* START *

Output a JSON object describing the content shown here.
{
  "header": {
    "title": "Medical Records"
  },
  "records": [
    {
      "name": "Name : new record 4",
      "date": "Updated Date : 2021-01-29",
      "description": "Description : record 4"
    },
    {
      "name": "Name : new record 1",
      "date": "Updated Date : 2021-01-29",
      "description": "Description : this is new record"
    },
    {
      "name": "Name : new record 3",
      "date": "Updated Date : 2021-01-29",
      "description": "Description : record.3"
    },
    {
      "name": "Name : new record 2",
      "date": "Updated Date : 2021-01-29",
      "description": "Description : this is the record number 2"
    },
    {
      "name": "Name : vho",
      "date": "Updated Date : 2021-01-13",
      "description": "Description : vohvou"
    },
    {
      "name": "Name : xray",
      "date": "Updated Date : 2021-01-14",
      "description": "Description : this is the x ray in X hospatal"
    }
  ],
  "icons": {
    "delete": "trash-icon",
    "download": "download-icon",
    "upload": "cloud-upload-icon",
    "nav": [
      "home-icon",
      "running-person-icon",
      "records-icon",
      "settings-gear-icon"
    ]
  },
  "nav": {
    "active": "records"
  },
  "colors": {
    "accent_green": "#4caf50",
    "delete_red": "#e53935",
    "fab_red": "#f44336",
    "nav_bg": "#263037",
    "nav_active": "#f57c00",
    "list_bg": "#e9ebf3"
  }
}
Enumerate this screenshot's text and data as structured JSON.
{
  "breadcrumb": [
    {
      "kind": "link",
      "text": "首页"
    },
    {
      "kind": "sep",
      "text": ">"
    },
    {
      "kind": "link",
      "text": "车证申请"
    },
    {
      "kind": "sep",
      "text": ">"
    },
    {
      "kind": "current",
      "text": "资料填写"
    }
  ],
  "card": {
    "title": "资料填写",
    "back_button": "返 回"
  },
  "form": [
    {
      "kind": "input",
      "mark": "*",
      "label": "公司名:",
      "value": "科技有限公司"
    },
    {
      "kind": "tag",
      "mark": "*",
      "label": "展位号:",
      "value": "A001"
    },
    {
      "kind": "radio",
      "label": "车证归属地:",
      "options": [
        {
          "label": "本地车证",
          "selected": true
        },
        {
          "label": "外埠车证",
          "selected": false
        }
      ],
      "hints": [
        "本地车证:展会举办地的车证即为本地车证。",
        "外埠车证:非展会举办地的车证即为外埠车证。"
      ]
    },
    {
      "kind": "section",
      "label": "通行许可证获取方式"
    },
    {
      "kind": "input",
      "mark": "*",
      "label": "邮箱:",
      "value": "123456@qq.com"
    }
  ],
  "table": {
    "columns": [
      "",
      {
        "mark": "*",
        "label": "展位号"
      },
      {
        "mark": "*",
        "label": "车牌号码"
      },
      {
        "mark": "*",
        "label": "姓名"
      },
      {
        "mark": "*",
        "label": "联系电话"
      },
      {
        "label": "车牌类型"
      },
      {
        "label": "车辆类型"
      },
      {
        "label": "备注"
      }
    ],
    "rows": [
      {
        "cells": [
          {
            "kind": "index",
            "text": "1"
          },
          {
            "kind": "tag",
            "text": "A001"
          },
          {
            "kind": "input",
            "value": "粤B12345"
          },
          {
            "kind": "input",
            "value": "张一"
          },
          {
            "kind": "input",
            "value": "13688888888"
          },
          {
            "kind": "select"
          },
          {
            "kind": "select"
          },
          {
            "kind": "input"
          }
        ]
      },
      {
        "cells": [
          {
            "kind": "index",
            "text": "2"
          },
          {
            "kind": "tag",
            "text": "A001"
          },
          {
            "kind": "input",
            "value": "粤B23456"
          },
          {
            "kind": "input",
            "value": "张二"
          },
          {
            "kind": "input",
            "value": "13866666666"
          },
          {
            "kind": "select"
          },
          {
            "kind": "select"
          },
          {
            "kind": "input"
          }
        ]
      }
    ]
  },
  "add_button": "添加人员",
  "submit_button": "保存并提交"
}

* END *

INSTRUCTIONS TO FOLLOW: Scan the material above. Return every line containing the string "value".

RESPONSE TO THE TASK:
      "value": "科技有限公司"
      "value": "A001"
      "value": "123456@qq.com"
            "value": "粤B12345"
            "value": "张一"
            "value": "13688888888"
            "value": "粤B23456"
            "value": "张二"
            "value": "13866666666"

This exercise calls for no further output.